■ **Task description**
Your task is to copy every line of the entries that contains "this".

(Data entries)
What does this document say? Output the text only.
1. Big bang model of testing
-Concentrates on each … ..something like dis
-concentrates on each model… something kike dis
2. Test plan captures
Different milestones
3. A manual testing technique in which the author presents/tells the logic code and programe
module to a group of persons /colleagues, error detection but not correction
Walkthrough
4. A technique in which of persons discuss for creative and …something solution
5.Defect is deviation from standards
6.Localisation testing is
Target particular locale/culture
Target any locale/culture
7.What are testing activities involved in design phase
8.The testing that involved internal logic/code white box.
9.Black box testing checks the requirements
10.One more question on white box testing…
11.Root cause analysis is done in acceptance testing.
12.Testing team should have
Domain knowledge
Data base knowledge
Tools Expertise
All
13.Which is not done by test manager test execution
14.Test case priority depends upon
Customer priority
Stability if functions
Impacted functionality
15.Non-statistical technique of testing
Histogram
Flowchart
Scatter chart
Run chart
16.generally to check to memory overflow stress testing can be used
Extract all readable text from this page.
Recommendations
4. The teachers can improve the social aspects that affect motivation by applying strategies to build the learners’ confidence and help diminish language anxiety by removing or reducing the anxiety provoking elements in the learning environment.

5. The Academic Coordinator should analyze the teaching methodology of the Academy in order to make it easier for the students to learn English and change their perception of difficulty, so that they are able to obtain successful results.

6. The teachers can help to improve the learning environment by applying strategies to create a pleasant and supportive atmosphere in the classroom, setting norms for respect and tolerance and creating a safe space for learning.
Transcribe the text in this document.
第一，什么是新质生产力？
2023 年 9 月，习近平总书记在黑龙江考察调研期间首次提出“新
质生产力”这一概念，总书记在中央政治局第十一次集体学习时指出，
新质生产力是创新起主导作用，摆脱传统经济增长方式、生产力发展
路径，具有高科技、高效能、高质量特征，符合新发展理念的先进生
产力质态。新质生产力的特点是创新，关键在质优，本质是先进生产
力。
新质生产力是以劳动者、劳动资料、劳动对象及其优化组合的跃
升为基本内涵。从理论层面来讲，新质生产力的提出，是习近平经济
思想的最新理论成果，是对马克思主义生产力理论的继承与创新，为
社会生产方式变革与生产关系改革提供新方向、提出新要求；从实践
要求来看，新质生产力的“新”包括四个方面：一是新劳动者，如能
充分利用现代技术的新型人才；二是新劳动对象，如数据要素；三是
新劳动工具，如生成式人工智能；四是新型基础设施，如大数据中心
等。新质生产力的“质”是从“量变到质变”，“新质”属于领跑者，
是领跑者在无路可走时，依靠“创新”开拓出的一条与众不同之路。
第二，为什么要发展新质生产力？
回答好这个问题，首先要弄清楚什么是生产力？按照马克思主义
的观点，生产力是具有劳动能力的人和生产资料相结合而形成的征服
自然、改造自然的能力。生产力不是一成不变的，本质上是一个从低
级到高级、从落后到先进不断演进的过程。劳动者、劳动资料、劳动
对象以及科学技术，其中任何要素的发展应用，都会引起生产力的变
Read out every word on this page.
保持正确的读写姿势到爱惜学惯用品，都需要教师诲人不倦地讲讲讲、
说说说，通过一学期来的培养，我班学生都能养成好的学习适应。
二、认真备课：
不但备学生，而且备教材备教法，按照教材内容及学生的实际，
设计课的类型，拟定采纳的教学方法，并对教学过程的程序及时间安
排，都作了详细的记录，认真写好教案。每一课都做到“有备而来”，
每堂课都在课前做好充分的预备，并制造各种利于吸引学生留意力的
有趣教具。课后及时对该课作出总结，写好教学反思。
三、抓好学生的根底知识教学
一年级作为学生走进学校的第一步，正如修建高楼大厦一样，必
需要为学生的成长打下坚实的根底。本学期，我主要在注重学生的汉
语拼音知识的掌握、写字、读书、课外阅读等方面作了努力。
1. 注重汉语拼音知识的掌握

■ **Right answer**
What does this document say? Output the text only.
Extract all readable text from this page.
Transcribe the text in this document.
Read out every word on this page.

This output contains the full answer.